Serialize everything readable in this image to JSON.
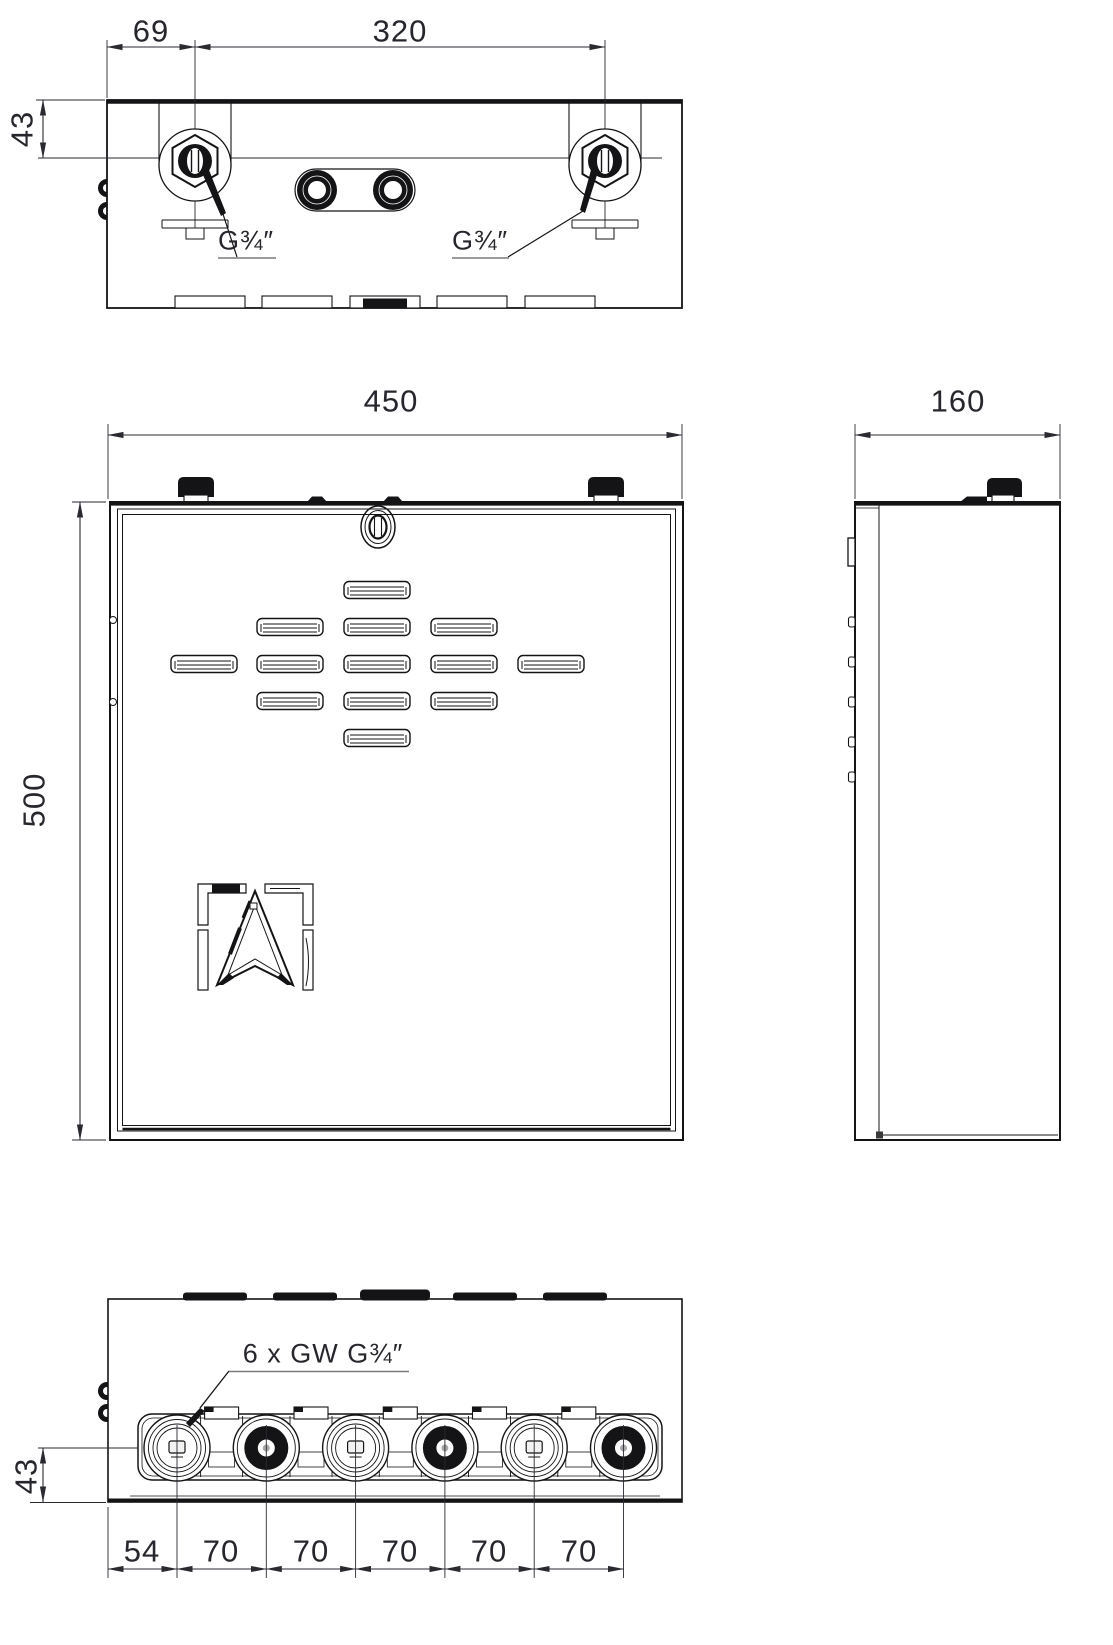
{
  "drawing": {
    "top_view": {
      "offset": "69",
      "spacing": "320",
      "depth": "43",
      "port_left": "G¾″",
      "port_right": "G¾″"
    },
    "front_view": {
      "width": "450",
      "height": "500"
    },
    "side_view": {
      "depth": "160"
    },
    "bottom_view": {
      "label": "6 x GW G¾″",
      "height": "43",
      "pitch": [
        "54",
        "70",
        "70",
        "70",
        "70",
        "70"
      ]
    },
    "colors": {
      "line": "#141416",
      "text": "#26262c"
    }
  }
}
◆ ◆ ◆ ◆
The listing above needs to be output again exactly. Don't include the pictures.

Serialize everything readable in this image to JSON.
{
  "drawing": {
    "top_view": {
      "offset": "69",
      "spacing": "320",
      "depth": "43",
      "port_left": "G¾″",
      "port_right": "G¾″"
    },
    "front_view": {
      "width": "450",
      "height": "500"
    },
    "side_view": {
      "depth": "160"
    },
    "bottom_view": {
      "label": "6 x GW G¾″",
      "height": "43",
      "pitch": [
        "54",
        "70",
        "70",
        "70",
        "70",
        "70"
      ]
    },
    "colors": {
      "line": "#141416",
      "text": "#26262c"
    }
  }
}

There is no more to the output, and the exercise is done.